— What you should do —
Would you return the complete listing below word for word?

— Given records —

........

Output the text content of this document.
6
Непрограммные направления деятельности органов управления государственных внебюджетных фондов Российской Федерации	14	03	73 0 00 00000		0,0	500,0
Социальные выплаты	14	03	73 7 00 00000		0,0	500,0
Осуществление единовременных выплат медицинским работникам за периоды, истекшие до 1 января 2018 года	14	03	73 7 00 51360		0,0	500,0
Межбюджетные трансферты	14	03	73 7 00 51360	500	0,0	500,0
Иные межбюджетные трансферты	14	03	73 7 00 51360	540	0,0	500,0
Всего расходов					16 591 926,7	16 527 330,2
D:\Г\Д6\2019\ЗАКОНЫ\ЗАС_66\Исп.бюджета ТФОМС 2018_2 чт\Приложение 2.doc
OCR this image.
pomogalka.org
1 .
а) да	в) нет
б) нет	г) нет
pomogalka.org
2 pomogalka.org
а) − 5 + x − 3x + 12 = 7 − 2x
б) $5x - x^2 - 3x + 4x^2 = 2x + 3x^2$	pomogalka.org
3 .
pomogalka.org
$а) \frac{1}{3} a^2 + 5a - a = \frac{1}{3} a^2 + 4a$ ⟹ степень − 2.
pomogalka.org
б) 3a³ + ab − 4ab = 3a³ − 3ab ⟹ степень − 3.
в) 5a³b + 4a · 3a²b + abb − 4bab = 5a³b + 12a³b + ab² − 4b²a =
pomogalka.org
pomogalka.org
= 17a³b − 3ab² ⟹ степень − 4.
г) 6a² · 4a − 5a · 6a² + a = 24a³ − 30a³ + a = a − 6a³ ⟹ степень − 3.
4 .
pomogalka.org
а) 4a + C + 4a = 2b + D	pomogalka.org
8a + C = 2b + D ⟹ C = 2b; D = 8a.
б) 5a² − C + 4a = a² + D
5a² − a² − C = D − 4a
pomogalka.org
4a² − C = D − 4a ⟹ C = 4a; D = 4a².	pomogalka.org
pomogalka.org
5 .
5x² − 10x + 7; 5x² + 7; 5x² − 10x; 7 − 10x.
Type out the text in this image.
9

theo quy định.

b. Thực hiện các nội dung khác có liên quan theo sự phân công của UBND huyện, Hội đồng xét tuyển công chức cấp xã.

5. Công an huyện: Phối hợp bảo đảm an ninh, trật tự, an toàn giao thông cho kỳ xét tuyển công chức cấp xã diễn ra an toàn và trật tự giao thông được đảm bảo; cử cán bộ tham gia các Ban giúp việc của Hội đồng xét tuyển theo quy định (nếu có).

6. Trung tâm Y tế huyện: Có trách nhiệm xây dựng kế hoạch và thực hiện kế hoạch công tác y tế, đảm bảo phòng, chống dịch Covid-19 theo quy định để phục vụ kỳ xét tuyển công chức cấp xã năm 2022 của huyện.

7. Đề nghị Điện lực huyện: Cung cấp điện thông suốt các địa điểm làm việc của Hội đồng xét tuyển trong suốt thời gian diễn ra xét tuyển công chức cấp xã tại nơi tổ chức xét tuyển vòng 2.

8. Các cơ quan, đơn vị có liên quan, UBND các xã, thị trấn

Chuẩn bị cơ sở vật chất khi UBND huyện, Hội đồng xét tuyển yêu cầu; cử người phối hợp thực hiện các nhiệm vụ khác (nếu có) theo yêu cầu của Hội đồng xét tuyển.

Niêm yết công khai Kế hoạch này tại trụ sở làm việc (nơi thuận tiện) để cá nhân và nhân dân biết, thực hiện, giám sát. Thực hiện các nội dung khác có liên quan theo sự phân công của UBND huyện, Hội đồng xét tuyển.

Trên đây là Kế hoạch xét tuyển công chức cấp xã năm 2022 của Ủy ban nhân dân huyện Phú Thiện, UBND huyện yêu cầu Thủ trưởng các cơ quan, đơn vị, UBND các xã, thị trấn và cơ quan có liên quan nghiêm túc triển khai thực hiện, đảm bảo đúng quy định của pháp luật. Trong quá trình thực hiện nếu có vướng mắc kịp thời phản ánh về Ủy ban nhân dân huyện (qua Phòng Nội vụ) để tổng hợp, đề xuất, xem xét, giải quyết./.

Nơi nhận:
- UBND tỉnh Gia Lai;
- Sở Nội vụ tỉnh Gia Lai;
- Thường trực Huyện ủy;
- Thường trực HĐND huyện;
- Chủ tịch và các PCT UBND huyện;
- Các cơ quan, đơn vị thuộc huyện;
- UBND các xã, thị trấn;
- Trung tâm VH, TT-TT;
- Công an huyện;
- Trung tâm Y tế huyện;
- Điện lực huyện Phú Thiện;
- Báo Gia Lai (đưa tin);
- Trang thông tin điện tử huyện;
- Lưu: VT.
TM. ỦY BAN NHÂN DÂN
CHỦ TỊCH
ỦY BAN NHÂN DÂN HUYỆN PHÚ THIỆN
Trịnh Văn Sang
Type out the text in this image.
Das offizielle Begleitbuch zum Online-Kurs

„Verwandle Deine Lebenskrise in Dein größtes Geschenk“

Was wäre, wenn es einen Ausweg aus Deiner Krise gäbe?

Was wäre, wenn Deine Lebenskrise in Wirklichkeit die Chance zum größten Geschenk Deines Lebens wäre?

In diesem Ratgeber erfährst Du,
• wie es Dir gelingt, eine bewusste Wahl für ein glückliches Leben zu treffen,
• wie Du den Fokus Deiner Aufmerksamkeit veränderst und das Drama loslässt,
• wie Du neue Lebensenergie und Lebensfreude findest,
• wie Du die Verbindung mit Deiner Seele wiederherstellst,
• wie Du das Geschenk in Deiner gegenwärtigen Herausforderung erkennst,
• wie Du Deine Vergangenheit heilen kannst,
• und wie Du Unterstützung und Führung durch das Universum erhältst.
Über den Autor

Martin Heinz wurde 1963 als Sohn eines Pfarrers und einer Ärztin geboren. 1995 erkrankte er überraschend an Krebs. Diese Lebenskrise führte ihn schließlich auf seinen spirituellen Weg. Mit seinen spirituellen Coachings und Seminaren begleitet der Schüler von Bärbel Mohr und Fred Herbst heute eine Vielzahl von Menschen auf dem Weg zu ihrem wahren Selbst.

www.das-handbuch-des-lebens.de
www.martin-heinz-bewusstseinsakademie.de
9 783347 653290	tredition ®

........

— Output of the task —
Output the text content of this document.
6
Непрограммные направления деятельности органов управления государственных внебюджетных фондов Российской Федерации	14	03	73 0 00 00000		0,0	500,0
Социальные выплаты	14	03	73 7 00 00000		0,0	500,0
Осуществление единовременных выплат медицинским работникам за периоды, истекшие до 1 января 2018 года	14	03	73 7 00 51360		0,0	500,0
Межбюджетные трансферты	14	03	73 7 00 51360	500	0,0	500,0
Иные межбюджетные трансферты	14	03	73 7 00 51360	540	0,0	500,0
Всего расходов					16 591 926,7	16 527 330,2
D:\Г\Д6\2019\ЗАКОНЫ\ЗАС_66\Исп.бюджета ТФОМС 2018_2 чт\Приложение 2.doc
OCR this image.
pomogalka.org
1 .
а) да	в) нет
б) нет	г) нет
pomogalka.org
2 pomogalka.org
а) − 5 + x − 3x + 12 = 7 − 2x
б) $5x - x^2 - 3x + 4x^2 = 2x + 3x^2$	pomogalka.org
3 .
pomogalka.org
$а) \frac{1}{3} a^2 + 5a - a = \frac{1}{3} a^2 + 4a$ ⟹ степень − 2.
pomogalka.org
б) 3a³ + ab − 4ab = 3a³ − 3ab ⟹ степень − 3.
в) 5a³b + 4a · 3a²b + abb − 4bab = 5a³b + 12a³b + ab² − 4b²a =
pomogalka.org
pomogalka.org
= 17a³b − 3ab² ⟹ степень − 4.
г) 6a² · 4a − 5a · 6a² + a = 24a³ − 30a³ + a = a − 6a³ ⟹ степень − 3.
4 .
pomogalka.org
а) 4a + C + 4a = 2b + D	pomogalka.org
8a + C = 2b + D ⟹ C = 2b; D = 8a.
б) 5a² − C + 4a = a² + D
5a² − a² − C = D − 4a
pomogalka.org
4a² − C = D − 4a ⟹ C = 4a; D = 4a².	pomogalka.org
pomogalka.org
5 .
5x² − 10x + 7; 5x² + 7; 5x² − 10x; 7 − 10x.
Type out the text in this image.
9

theo quy định.

b. Thực hiện các nội dung khác có liên quan theo sự phân công của UBND huyện, Hội đồng xét tuyển công chức cấp xã.

5. Công an huyện: Phối hợp bảo đảm an ninh, trật tự, an toàn giao thông cho kỳ xét tuyển công chức cấp xã diễn ra an toàn và trật tự giao thông được đảm bảo; cử cán bộ tham gia các Ban giúp việc của Hội đồng xét tuyển theo quy định (nếu có).

6. Trung tâm Y tế huyện: Có trách nhiệm xây dựng kế hoạch và thực hiện kế hoạch công tác y tế, đảm bảo phòng, chống dịch Covid-19 theo quy định để phục vụ kỳ xét tuyển công chức cấp xã năm 2022 của huyện.

7. Đề nghị Điện lực huyện: Cung cấp điện thông suốt các địa điểm làm việc của Hội đồng xét tuyển trong suốt thời gian diễn ra xét tuyển công chức cấp xã tại nơi tổ chức xét tuyển vòng 2.

8. Các cơ quan, đơn vị có liên quan, UBND các xã, thị trấn

Chuẩn bị cơ sở vật chất khi UBND huyện, Hội đồng xét tuyển yêu cầu; cử người phối hợp thực hiện các nhiệm vụ khác (nếu có) theo yêu cầu của Hội đồng xét tuyển.

Niêm yết công khai Kế hoạch này tại trụ sở làm việc (nơi thuận tiện) để cá nhân và nhân dân biết, thực hiện, giám sát. Thực hiện các nội dung khác có liên quan theo sự phân công của UBND huyện, Hội đồng xét tuyển.

Trên đây là Kế hoạch xét tuyển công chức cấp xã năm 2022 của Ủy ban nhân dân huyện Phú Thiện, UBND huyện yêu cầu Thủ trưởng các cơ quan, đơn vị, UBND các xã, thị trấn và cơ quan có liên quan nghiêm túc triển khai thực hiện, đảm bảo đúng quy định của pháp luật. Trong quá trình thực hiện nếu có vướng mắc kịp thời phản ánh về Ủy ban nhân dân huyện (qua Phòng Nội vụ) để tổng hợp, đề xuất, xem xét, giải quyết./.

Nơi nhận:
- UBND tỉnh Gia Lai;
- Sở Nội vụ tỉnh Gia Lai;
- Thường trực Huyện ủy;
- Thường trực HĐND huyện;
- Chủ tịch và các PCT UBND huyện;
- Các cơ quan, đơn vị thuộc huyện;
- UBND các xã, thị trấn;
- Trung tâm VH, TT-TT;
- Công an huyện;
- Trung tâm Y tế huyện;
- Điện lực huyện Phú Thiện;
- Báo Gia Lai (đưa tin);
- Trang thông tin điện tử huyện;
- Lưu: VT.
TM. ỦY BAN NHÂN DÂN
CHỦ TỊCH
ỦY BAN NHÂN DÂN HUYỆN PHÚ THIỆN
Trịnh Văn Sang
Type out the text in this image.
Das offizielle Begleitbuch zum Online-Kurs

„Verwandle Deine Lebenskrise in Dein größtes Geschenk“

Was wäre, wenn es einen Ausweg aus Deiner Krise gäbe?

Was wäre, wenn Deine Lebenskrise in Wirklichkeit die Chance zum größten Geschenk Deines Lebens wäre?

In diesem Ratgeber erfährst Du,
• wie es Dir gelingt, eine bewusste Wahl für ein glückliches Leben zu treffen,
• wie Du den Fokus Deiner Aufmerksamkeit veränderst und das Drama loslässt,
• wie Du neue Lebensenergie und Lebensfreude findest,
• wie Du die Verbindung mit Deiner Seele wiederherstellst,
• wie Du das Geschenk in Deiner gegenwärtigen Herausforderung erkennst,
• wie Du Deine Vergangenheit heilen kannst,
• und wie Du Unterstützung und Führung durch das Universum erhältst.
Über den Autor

Martin Heinz wurde 1963 als Sohn eines Pfarrers und einer Ärztin geboren. 1995 erkrankte er überraschend an Krebs. Diese Lebenskrise führte ihn schließlich auf seinen spirituellen Weg. Mit seinen spirituellen Coachings und Seminaren begleitet der Schüler von Bärbel Mohr und Fred Herbst heute eine Vielzahl von Menschen auf dem Weg zu ihrem wahren Selbst.

www.das-handbuch-des-lebens.de
www.martin-heinz-bewusstseinsakademie.de
9 783347 653290	tredition ®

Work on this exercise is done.